* [ELENCO DEI COMPITI]:
**1.** Nel brano sugli aggiornamenti automatici, per quale motivo chi scrive preferisce evitare questi aggiornamenti?
**2.** Trasforma in un elenco puntato il paragrafo del brano sugli aggiornamenti automatici che comincia con "Io in genere faccio", conservandone i fatti principali.
**3.** Riprendi il brano sugli aggiornamenti automatici dal punto in cui si interrompe.

* [BRANO PROPOSTO]:
--------------------------------------------------
In uno dei tuoi articoli tu scrivi: "Evitate del tutto gli aggiornamenti automatici: impostate il computer in modo da ricevere una semplice notifica della disponibilità di un aggiornamento e poi andate al sito del produttore per scaricarlo manualmente." ma non dici qual è esattamente il rischio.

Io in genere faccio quello che tu dici ma per un motivo non legato alla sicurezza: perchè non voglio che parta un aggiornamento quando sono in una qualche situazione critica (batteria semiscarica, presentazione in corso, script "pesante" che gira e che voglio che impegna tutte le risorse disponibili del computer oppure per evitare un restart automatico).

Tuttavia non vedo grandi rischi alla sicurezza negli aggiornamenti automatici, in quanto presumo che siano guidati dal sistema operativo, e se anche non lo fossero, sarebbe difficile controllare ogni volta se l'aggiornamento è genuino o no dopo avere controllato la notifica.
--------------------------------------------------
* [DATI FORNITI]:

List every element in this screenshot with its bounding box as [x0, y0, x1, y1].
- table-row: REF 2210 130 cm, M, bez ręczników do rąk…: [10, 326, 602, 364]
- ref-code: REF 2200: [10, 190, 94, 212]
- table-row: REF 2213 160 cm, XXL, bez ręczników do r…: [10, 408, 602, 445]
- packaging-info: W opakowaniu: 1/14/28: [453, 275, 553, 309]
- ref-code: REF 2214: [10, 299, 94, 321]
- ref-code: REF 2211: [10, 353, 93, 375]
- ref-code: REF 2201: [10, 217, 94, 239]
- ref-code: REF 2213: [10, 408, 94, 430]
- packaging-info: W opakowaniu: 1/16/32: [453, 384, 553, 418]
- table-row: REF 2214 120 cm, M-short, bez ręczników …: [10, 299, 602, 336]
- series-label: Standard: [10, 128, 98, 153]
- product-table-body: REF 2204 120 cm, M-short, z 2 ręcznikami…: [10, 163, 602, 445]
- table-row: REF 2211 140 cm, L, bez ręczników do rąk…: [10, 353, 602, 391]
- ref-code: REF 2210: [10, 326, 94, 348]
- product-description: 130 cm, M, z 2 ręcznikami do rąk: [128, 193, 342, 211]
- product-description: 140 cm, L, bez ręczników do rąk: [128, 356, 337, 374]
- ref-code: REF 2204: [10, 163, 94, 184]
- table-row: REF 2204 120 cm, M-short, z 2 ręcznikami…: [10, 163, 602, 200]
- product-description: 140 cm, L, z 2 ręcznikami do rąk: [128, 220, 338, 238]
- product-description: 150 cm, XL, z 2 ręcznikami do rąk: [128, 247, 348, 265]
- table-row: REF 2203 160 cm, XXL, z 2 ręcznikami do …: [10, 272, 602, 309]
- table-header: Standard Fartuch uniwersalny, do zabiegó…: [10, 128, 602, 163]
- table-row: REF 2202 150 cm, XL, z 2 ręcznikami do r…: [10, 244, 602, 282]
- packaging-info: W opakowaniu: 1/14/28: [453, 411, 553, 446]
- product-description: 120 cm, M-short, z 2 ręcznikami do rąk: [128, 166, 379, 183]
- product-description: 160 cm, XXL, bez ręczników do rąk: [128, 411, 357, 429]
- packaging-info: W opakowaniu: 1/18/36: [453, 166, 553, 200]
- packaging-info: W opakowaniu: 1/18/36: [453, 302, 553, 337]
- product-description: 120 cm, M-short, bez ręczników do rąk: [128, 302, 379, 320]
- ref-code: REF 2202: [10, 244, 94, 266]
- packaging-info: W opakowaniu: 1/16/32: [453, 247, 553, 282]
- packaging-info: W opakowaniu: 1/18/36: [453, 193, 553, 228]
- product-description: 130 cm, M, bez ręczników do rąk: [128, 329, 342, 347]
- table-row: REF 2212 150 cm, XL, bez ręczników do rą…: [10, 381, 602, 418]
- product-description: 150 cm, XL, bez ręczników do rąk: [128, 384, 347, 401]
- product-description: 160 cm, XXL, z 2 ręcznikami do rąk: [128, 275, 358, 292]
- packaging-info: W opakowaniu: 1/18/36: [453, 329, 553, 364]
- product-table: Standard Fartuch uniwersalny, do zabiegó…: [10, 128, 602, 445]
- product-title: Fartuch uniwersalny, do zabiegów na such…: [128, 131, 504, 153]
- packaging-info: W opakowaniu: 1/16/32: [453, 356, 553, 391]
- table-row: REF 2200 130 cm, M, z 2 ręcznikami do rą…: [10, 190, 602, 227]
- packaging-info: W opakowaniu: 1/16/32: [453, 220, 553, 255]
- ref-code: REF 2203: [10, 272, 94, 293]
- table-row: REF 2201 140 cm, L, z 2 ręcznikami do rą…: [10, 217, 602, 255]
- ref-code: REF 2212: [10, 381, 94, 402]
--------------------------------------------------
* [RISPOSTE SCRITTE]:
**1.** Non vuole che un aggiornamento parta mentre si trova in una situazione critica, per esempio con la batteria semiscarica, durante una presentazione, mentre gira uno script pesante o per evitare un riavvio automatico.

**2.**
- Chi scrive di solito segue il consiglio, ma non per ragioni di sicurezza.
- Vuole evitare che un aggiornamento parta in una situazione critica:
  - con la batteria semiscarica;
  - durante una presentazione;
  - mentre gira uno script pesante che deve usare tutte le risorse del computer.
- Vuole anche evitare un riavvio automatico.

**3.**
In ogni caso, se mi posso permettere, è sempre meglio dare una motivazione esplitica alle procedure che si suggeriscono (in questo caso a me non sembra evidente).
A proposito di Google Translate: i dizionari offline sono (un bel po') più pesanti di quello che scrivi: ho scaricato italiano, francese e tedesco, e sono, ognuno, attorno ai 150-160 MByte.
Roberto

PS: grazie per la segnalazione della disponibilità dei dizionari offline.
@pgc
In uno dei tuoi articoli tu scrivi: "Evitate del tutto gli aggiornamenti automatici: impostate il computer in modo da ricevere una semplice notifica della disponibilità di un aggiornamento e poi andate al sito del produttore per scaricarlo manualmente." ma non dici qual è esattamente il rischio.

Dalla mia esperienza di "tecnico abusivo" (non lo sono ma i miei capi mi utilizzano spesso come tecnico così non chiamano l'assistenza), ti posso dire che in caso di aggiornamenti farlocchi si presentano due possibilità:
1) Il computer è già infetto e il finto aggiornamento serve ad installare altro malware.

2) C'è un attacco del tipo DNS spoofing.

Nel caso 1), ovviamente, il problema non è l'aggiornamento automatico. Infatti, il pc è infetto a monte e la cautela di attivare solo le notifiche di disponibilità di aggiornamenti è del tutto inutile: il finto aggiornamento se ne infischierà dell'impostazione data al vero programma da aggiornare e farà l'installazione del malware comunque.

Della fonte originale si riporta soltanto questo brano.